Repeat the entire listing exactly as written.

— Begin Material to process —

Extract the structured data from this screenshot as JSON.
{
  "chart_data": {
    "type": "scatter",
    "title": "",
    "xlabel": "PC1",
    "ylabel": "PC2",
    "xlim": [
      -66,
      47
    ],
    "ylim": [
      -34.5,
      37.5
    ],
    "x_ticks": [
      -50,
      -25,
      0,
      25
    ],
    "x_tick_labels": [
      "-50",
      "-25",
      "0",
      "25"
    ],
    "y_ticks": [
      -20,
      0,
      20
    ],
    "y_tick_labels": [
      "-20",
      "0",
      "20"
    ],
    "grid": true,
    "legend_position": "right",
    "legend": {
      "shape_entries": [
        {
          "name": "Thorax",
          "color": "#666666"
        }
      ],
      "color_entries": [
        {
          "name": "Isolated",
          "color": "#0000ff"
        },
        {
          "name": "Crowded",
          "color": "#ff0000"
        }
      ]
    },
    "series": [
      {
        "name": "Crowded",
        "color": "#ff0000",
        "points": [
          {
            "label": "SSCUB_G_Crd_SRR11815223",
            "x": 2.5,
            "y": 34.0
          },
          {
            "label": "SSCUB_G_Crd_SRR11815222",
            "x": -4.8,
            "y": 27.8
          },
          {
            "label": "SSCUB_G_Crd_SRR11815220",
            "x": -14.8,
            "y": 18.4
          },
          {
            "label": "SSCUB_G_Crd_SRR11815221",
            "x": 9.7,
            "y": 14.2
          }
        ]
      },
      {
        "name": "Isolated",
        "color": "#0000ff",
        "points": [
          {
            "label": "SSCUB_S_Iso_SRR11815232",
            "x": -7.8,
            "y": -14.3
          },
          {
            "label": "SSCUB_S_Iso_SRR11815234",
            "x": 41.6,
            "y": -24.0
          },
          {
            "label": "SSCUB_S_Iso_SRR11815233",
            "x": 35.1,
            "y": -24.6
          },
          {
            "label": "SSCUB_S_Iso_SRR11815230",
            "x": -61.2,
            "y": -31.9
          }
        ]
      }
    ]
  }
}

— End Material to process —

- [Solution]
Extract the structured data from this screenshot as JSON.
{
  "chart_data": {
    "type": "scatter",
    "title": "",
    "xlabel": "PC1",
    "ylabel": "PC2",
    "xlim": [
      -66,
      47
    ],
    "ylim": [
      -34.5,
      37.5
    ],
    "x_ticks": [
      -50,
      -25,
      0,
      25
    ],
    "x_tick_labels": [
      "-50",
      "-25",
      "0",
      "25"
    ],
    "y_ticks": [
      -20,
      0,
      20
    ],
    "y_tick_labels": [
      "-20",
      "0",
      "20"
    ],
    "grid": true,
    "legend_position": "right",
    "legend": {
      "shape_entries": [
        {
          "name": "Thorax",
          "color": "#666666"
        }
      ],
      "color_entries": [
        {
          "name": "Isolated",
          "color": "#0000ff"
        },
        {
          "name": "Crowded",
          "color": "#ff0000"
        }
      ]
    },
    "series": [
      {
        "name": "Crowded",
        "color": "#ff0000",
        "points": [
          {
            "label": "SSCUB_G_Crd_SRR11815223",
            "x": 2.5,
            "y": 34.0
          },
          {
            "label": "SSCUB_G_Crd_SRR11815222",
            "x": -4.8,
            "y": 27.8
          },
          {
            "label": "SSCUB_G_Crd_SRR11815220",
            "x": -14.8,
            "y": 18.4
          },
          {
            "label": "SSCUB_G_Crd_SRR11815221",
            "x": 9.7,
            "y": 14.2
          }
        ]
      },
      {
        "name": "Isolated",
        "color": "#0000ff",
        "points": [
          {
            "label": "SSCUB_S_Iso_SRR11815232",
            "x": -7.8,
            "y": -14.3
          },
          {
            "label": "SSCUB_S_Iso_SRR11815234",
            "x": 41.6,
            "y": -24.0
          },
          {
            "label": "SSCUB_S_Iso_SRR11815233",
            "x": 35.1,
            "y": -24.6
          },
          {
            "label": "SSCUB_S_Iso_SRR11815230",
            "x": -61.2,
            "y": -31.9
          }
        ]
      }
    ]
  }
}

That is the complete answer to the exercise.